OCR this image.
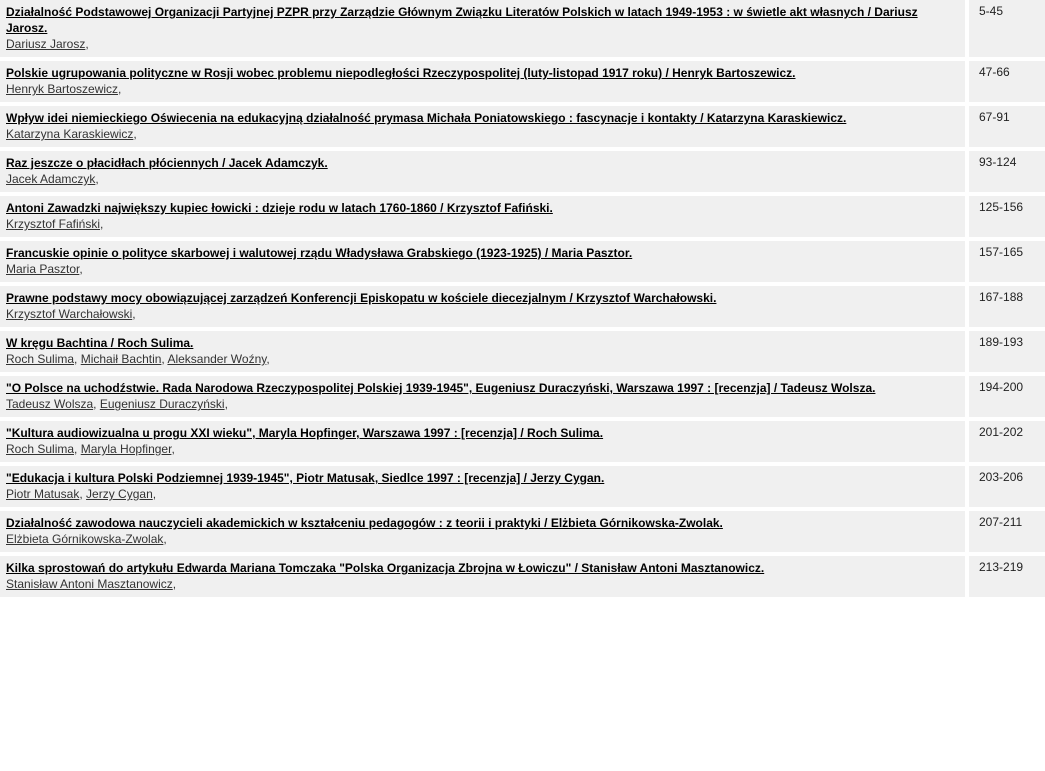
Działalność Podstawowej Organizacji Partyjnej PZPR przy Zarządzie Głównym Związku Literatów Polskich w latach 1949-1953 : w świetle akt własnych / Dariusz Jarosz.
Dariusz Jarosz,	5-45

Polskie ugrupowania polityczne w Rosji wobec problemu niepodległości Rzeczypospolitej (luty-listopad 1917 roku) / Henryk Bartoszewicz.
Henryk Bartoszewicz,	47-66

Wpływ idei niemieckiego Oświecenia na edukacyjną działalność prymasa Michała Poniatowskiego : fascynacje i kontakty / Katarzyna Karaskiewicz.
Katarzyna Karaskiewicz,	67-91

Raz jeszcze o płacidłach płóciennych / Jacek Adamczyk.
Jacek Adamczyk,	93-124

Antoni Zawadzki największy kupiec łowicki : dzieje rodu w latach 1760-1860 / Krzysztof Fafiński.
Krzysztof Fafiński,	125-156

Francuskie opinie o polityce skarbowej i walutowej rządu Władysława Grabskiego (1923-1925) / Maria Pasztor.
Maria Pasztor,	157-165

Prawne podstawy mocy obowiązującej zarządzeń Konferencji Episkopatu w kościele diecezjalnym / Krzysztof Warchałowski.
Krzysztof Warchałowski,	167-188

W kręgu Bachtina / Roch Sulima.
Roch Sulima, Michaił Bachtin, Aleksander Woźny,	189-193

"O Polsce na uchodźstwie. Rada Narodowa Rzeczypospolitej Polskiej 1939-1945", Eugeniusz Duraczyński, Warszawa 1997 : [recenzja] / Tadeusz Wolsza.
Tadeusz Wolsza, Eugeniusz Duraczyński,	194-200

"Kultura audiowizualna u progu XXI wieku", Maryla Hopfinger, Warszawa 1997 : [recenzja] / Roch Sulima.
Roch Sulima, Maryla Hopfinger,	201-202

"Edukacja i kultura Polski Podziemnej 1939-1945", Piotr Matusak, Siedlce 1997 : [recenzja] / Jerzy Cygan.
Piotr Matusak, Jerzy Cygan,	203-206

Działalność zawodowa nauczycieli akademickich w kształceniu pedagogów : z teorii i praktyki / Elżbieta Górnikowska-Zwolak.
Elżbieta Górnikowska-Zwolak,	207-211

Kilka sprostowań do artykułu Edwarda Mariana Tomczaka "Polska Organizacja Zbrojna w Łowiczu" / Stanisław Antoni Masztanowicz.
Stanisław Antoni Masztanowicz,	213-219
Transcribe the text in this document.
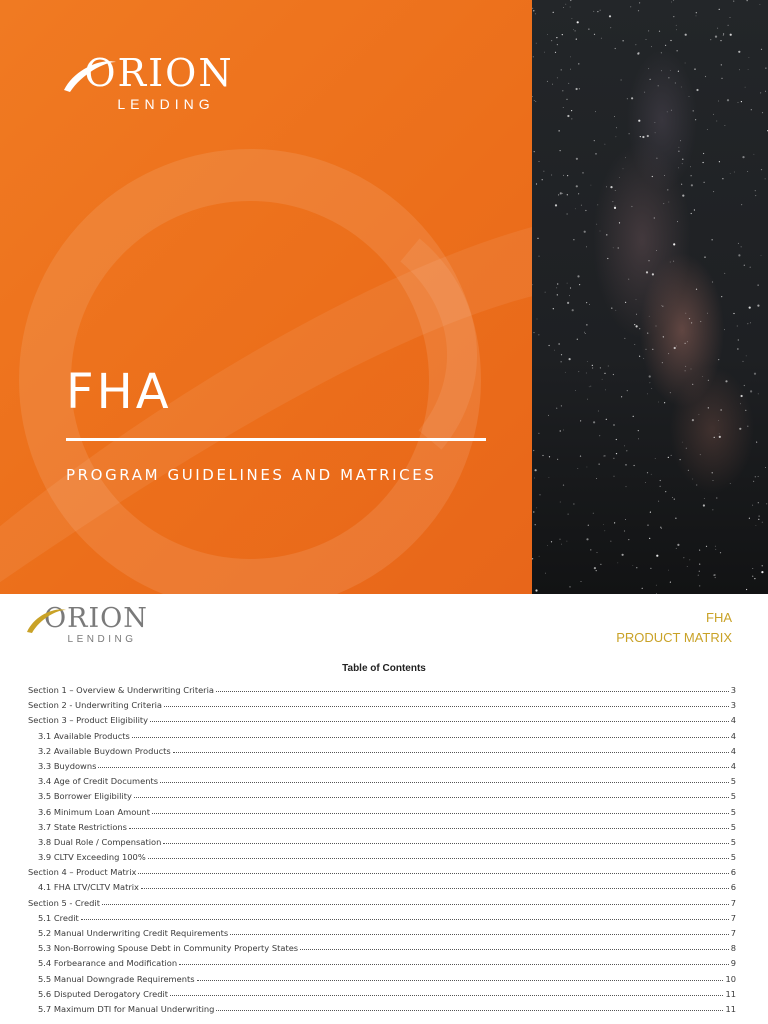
ORION
LENDING
FHA
PROGRAM GUIDELINES AND MATRICES
ORION
LENDING
FHA
PRODUCT MATRIX
Table of Contents
Section 1 – Overview & Underwriting Criteria	3
Section 2 - Underwriting Criteria	3
Section 3 – Product Eligibility	4
3.1 Available Products	4
3.2 Available Buydown Products	4
3.3 Buydowns	4
3.4 Age of Credit Documents	5
3.5 Borrower Eligibility	5
3.6 Minimum Loan Amount	5
3.7 State Restrictions	5
3.8 Dual Role / Compensation	5
3.9 CLTV Exceeding 100%	5
Section 4 – Product Matrix	6
4.1 FHA LTV/CLTV Matrix	6
Section 5 - Credit	7
5.1 Credit	7
5.2 Manual Underwriting Credit Requirements	7
5.3 Non-Borrowing Spouse Debt in Community Property States	8
5.4 Forbearance and Modification	9
5.5 Manual Downgrade Requirements	10
5.6 Disputed Derogatory Credit	11
5.7 Maximum DTI for Manual Underwriting	11
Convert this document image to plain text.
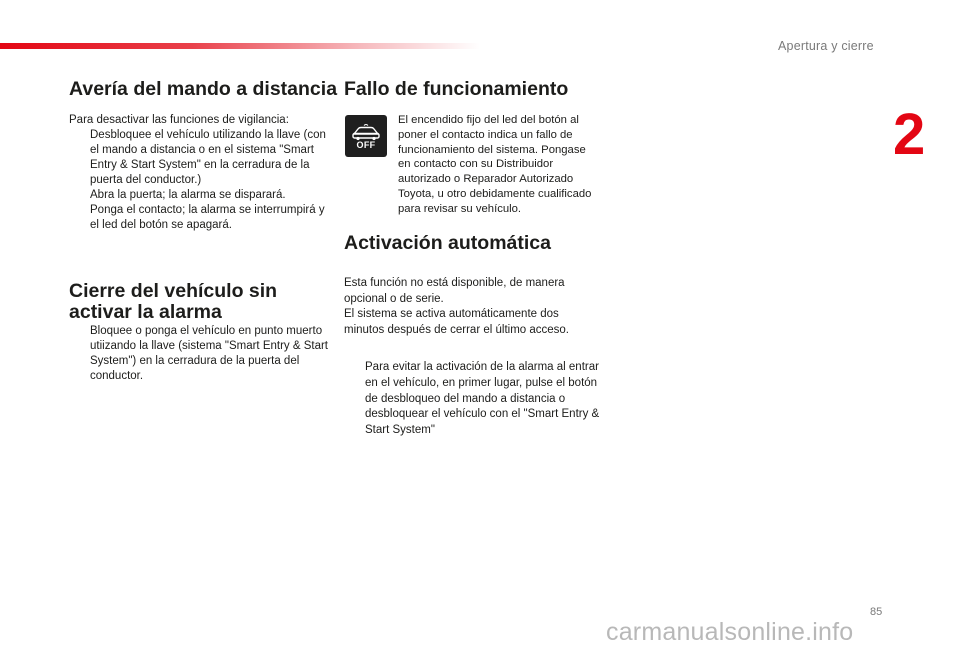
Apertura y cierre
2
Avería del mando a distancia

Para desactivar las funciones de vigilancia:

Desbloquee el vehículo utilizando la llave (con el mando a distancia o en el sistema "Smart Entry & Start System" en la cerradura de la puerta del conductor.)
Abra la puerta; la alarma se disparará.
Ponga el contacto; la alarma se interrumpirá y el led del botón se apagará.
Cierre del vehículo sin activar la alarma
Bloquee o ponga el vehículo en punto muerto utiizando la llave (sistema "Smart Entry & Start System") en la cerradura de la puerta del conductor.
Fallo de funcionamiento
OFF

El encendido fijo del led del botón al poner el contacto indica un fallo de funcionamiento del sistema. Pongase en contacto con su Distribuidor autorizado o Reparador Autorizado Toyota, u otro debidamente cualificado para revisar su vehículo.

Activación automática

Esta función no está disponible, de manera opcional o de serie.

El sistema se activa automáticamente dos minutos después de cerrar el último acceso.

Para evitar la activación de la alarma al entrar en el vehículo, en primer lugar, pulse el botón de desbloqueo del mando a distancia o desbloquear el vehículo con el "Smart Entry & Start System"
85
carmanualsonline.info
========
**Your goal**
Report each line in the data that holds the word "CLTV".

**Solution to the problem**
3.9 CLTV Exceeding 100%	5
4.1 FHA LTV/CLTV Matrix	6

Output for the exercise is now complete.